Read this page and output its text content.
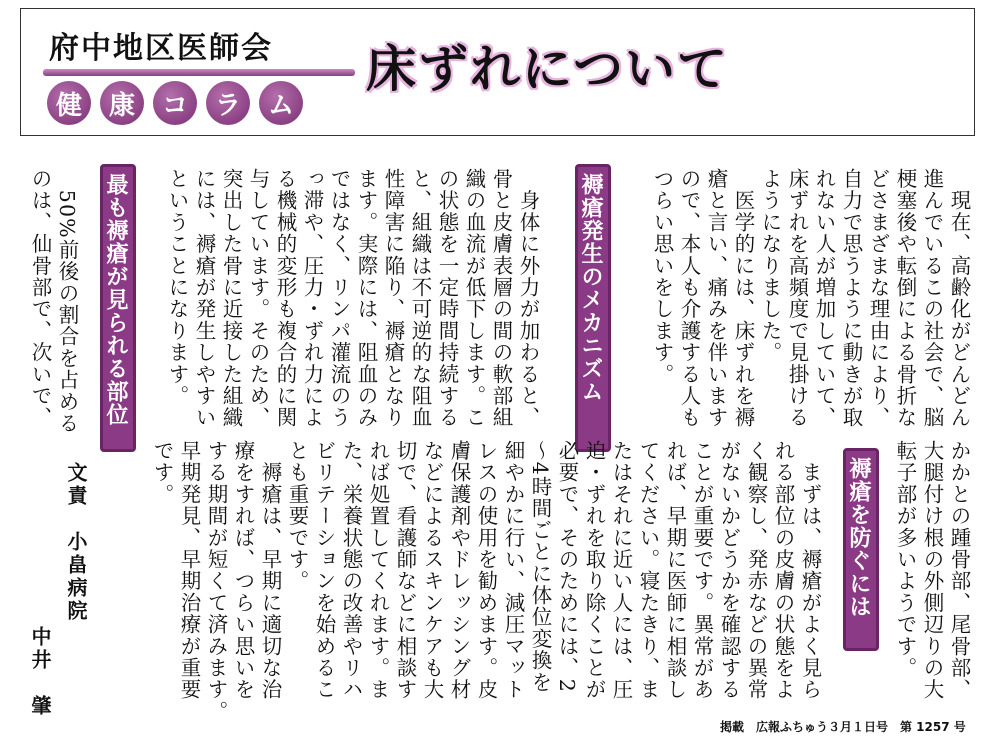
府中地区医師会
健	康	コ	ラ	ム
床ずれについて
　現在、高齢化がどんどん
進んでいるこの社会で、脳
梗塞後や転倒による骨折な
どさまざまな理由により、
自力で思うように動きが取
れない人が増加していて、
床ずれを高頻度で見掛ける
ようになりました。
　医学的には、床ずれを褥
瘡と言い、痛みを伴います
ので、本人も介護する人も
つらい思いをします。
褥瘡発生のメカニズム
　身体に外力が加わると、
骨と皮膚表層の間の軟部組
織の血流が低下します。こ
の状態を一定時間持続する
と、組織は不可逆的な阻血
性障害に陥り、褥瘡となり
ます。実際には、阻血のみ
ではなく、リンパ灌流のう
っ滞や、圧力・ずれ力によ
る機械的変形も複合的に関
与しています。そのため、
突出した骨に近接した組織
には、褥瘡が発生しやすい
ということになります。
最も褥瘡が見られる部位
　50%前後の割合を占める
のは、仙骨部で、次いで、
かかとの踵骨部、尾骨部、
大腿付け根の外側辺りの大
転子部が多いようです。
褥瘡を防ぐには
　まずは、褥瘡がよく見ら
れる部位の皮膚の状態をよ
く観察し、発赤などの異常
がないかどうかを確認する
ことが重要です。異常があ
れば、早期に医師に相談し
てください。寝たきり、ま
たはそれに近い人には、圧
迫・ずれを取り除くことが
必要で、そのためには、2
～4時間ごとに体位変換を
細やかに行い、減圧マット
レスの使用を勧めます。皮
膚保護剤やドレッシング材
などによるスキンケアも大
切で、看護師などに相談す
れば処置してくれます。ま
た、栄養状態の改善やリハ
ビリテーションを始めるこ
とも重要です。
　褥瘡は、早期に適切な治
療をすれば、つらい思いを
する期間が短くて済みます。
早期発見、早期治療が重要
です。
文責　小畠病院
中井　肇
掲載　広報ふちゅう３月１日号　第 1257 号
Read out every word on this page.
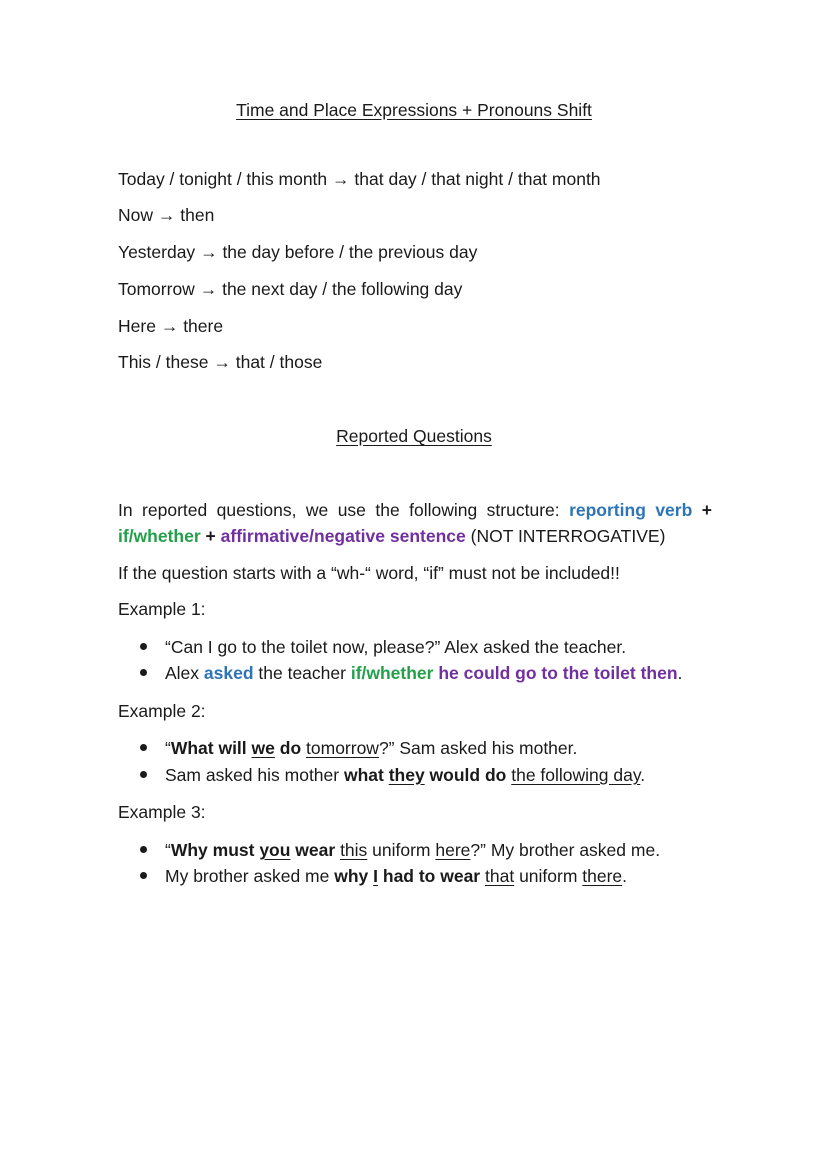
Time and Place Expressions + Pronouns Shift
Today / tonight / this month → that day / that night / that month
Now → then
Yesterday → the day before / the previous day
Tomorrow → the next day / the following day
Here → there
This / these → that / those
Reported Questions
In reported questions, we use the following structure: reporting verb + if/whether + affirmative/negative sentence (NOT INTERROGATIVE)
If the question starts with a “wh-“ word, “if” must not be included!!
Example 1:
“Can I go to the toilet now, please?” Alex asked the teacher.
Alex asked the teacher if/whether he could go to the toilet then.
Example 2:
“What will we do tomorrow?” Sam asked his mother.
Sam asked his mother what they would do the following day.
Example 3:
“Why must you wear this uniform here?” My brother asked me.
My brother asked me why I had to wear that uniform there.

━━━━━━━━━━━━━━━━

> _Required task_: In the entries above, identify each line that includes the string "following", then copy it.

> _Task answer_:
Tomorrow → the next day / the following day
In reported questions, we use the following structure: reporting verb + if/whether + affirmative/negative sentence (NOT INTERROGATIVE)
Sam asked his mother what they would do the following day.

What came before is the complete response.